== Provided data

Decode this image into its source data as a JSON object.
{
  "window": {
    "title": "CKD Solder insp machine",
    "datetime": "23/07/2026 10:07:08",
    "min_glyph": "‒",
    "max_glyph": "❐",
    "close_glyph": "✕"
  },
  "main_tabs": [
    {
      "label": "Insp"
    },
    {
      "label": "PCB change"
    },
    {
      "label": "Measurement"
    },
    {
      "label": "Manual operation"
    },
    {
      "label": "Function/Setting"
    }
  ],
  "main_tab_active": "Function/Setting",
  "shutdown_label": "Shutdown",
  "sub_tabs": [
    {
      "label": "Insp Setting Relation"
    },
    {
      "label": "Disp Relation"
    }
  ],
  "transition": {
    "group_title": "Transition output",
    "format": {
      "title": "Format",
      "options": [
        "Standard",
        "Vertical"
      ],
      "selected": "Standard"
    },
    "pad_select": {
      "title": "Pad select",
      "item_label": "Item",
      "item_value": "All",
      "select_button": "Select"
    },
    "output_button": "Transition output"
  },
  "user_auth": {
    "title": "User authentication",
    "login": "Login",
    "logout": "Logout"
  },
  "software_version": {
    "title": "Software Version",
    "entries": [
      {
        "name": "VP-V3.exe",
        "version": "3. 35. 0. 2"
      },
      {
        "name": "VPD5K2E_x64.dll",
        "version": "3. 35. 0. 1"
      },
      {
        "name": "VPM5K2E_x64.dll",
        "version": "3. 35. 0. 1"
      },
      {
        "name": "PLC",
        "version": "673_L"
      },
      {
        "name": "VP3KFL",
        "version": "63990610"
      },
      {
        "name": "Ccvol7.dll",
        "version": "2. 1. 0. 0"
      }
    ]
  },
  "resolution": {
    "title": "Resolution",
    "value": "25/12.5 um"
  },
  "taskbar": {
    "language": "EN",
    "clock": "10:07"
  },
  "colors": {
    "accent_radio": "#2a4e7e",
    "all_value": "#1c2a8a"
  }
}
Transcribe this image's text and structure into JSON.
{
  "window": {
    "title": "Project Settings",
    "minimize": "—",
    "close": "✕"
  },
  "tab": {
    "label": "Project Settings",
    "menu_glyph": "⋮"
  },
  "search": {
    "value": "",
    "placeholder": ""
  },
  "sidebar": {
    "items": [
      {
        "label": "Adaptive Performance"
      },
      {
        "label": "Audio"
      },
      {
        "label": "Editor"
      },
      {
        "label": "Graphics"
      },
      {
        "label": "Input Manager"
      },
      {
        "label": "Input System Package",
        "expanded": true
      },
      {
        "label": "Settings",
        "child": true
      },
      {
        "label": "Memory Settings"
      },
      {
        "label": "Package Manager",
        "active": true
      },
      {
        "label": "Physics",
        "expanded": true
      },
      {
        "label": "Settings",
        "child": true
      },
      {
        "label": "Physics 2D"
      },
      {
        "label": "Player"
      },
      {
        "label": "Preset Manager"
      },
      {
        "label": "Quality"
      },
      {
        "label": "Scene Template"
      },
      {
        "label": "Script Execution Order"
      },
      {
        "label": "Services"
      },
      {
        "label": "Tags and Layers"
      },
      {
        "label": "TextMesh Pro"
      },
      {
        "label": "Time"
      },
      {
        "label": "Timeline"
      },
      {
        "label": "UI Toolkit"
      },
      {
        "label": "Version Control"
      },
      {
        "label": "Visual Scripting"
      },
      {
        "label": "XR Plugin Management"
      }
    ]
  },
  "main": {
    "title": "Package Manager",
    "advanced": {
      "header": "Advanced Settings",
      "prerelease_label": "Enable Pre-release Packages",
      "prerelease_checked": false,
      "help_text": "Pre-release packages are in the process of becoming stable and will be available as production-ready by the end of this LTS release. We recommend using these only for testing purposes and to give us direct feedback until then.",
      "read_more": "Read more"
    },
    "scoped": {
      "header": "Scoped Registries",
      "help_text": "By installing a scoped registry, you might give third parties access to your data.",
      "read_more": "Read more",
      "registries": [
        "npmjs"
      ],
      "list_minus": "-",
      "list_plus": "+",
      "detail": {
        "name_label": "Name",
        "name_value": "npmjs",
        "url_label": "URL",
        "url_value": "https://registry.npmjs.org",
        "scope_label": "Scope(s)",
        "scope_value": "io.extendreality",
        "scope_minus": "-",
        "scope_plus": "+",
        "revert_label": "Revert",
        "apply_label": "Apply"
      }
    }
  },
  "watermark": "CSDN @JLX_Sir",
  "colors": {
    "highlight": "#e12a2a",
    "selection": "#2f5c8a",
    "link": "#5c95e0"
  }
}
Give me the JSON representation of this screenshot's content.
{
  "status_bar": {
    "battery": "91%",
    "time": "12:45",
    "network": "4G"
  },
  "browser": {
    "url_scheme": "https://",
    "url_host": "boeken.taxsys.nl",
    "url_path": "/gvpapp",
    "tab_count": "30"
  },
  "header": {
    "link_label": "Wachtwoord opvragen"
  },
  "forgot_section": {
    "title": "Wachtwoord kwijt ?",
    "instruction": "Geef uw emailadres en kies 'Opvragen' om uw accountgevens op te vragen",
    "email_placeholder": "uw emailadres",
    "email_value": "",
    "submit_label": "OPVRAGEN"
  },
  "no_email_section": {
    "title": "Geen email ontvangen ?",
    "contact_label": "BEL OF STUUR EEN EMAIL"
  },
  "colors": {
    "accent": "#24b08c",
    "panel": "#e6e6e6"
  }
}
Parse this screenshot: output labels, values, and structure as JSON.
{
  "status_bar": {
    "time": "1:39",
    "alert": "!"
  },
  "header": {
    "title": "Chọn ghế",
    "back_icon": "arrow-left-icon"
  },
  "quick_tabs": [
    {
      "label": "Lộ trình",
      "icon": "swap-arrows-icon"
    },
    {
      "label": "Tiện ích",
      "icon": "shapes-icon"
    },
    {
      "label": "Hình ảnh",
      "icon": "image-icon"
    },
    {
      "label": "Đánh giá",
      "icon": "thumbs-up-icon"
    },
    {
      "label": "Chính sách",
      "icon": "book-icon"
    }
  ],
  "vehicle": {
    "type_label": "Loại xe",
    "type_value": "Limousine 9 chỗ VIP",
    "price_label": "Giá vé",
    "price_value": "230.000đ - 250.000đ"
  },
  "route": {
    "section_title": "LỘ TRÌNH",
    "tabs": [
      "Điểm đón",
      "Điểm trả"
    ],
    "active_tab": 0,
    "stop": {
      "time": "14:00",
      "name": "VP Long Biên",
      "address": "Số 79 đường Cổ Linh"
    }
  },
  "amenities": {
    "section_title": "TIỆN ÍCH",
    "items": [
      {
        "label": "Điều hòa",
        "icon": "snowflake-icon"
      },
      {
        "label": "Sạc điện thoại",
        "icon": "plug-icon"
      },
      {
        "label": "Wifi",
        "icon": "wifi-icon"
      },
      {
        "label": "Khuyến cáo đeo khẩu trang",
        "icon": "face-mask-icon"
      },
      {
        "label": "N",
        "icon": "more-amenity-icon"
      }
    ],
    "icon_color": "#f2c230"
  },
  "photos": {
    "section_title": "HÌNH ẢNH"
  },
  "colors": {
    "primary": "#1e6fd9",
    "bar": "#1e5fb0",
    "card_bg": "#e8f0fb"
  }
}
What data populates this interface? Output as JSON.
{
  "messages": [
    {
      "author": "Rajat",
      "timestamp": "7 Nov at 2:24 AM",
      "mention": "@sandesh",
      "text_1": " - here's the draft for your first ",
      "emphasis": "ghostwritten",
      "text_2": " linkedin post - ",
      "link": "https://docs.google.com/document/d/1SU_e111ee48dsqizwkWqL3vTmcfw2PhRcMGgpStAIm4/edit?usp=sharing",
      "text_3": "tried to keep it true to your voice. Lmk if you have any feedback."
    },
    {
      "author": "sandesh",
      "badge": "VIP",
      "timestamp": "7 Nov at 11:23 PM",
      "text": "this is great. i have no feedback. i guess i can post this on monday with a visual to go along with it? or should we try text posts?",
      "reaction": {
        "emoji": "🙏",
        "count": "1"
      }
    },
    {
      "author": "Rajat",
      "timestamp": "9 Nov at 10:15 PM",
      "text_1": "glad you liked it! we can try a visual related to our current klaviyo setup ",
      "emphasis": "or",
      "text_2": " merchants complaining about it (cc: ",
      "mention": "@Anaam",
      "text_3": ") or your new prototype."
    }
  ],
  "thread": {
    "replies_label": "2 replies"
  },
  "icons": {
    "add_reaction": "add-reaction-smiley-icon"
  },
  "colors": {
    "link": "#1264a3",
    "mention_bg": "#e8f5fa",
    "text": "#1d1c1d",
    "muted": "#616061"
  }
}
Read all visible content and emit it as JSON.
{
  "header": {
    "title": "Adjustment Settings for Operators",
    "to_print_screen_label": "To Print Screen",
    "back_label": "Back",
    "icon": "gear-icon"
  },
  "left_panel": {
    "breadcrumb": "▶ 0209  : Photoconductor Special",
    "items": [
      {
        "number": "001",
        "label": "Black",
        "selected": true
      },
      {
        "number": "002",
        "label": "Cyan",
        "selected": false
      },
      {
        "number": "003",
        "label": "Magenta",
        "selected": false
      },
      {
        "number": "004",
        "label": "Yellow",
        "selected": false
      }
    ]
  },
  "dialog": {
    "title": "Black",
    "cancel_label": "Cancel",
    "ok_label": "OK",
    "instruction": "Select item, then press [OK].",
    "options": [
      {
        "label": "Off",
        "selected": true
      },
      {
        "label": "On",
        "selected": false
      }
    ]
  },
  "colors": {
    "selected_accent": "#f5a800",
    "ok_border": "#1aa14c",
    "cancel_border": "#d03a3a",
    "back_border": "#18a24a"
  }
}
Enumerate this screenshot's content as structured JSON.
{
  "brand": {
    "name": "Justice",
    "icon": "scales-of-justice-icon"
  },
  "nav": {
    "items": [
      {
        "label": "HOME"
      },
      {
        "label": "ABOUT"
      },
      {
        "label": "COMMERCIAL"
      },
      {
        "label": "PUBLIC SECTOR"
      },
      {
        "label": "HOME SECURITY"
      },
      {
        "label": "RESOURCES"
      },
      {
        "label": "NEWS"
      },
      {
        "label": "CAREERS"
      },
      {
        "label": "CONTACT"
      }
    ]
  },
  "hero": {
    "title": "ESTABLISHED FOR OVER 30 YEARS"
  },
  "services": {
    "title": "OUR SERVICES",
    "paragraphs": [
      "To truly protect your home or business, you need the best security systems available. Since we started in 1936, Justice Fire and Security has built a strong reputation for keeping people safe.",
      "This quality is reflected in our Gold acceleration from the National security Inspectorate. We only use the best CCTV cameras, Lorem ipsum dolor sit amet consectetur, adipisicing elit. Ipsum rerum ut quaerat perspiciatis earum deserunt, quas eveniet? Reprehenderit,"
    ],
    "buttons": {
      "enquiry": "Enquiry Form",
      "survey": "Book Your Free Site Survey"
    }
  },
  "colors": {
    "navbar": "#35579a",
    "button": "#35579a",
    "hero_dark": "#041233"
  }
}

====

_Task description_: Show all lines from the listing above in which "Project" appears.

_Complete output_:
    "title": "Project Settings",
    "label": "Project Settings",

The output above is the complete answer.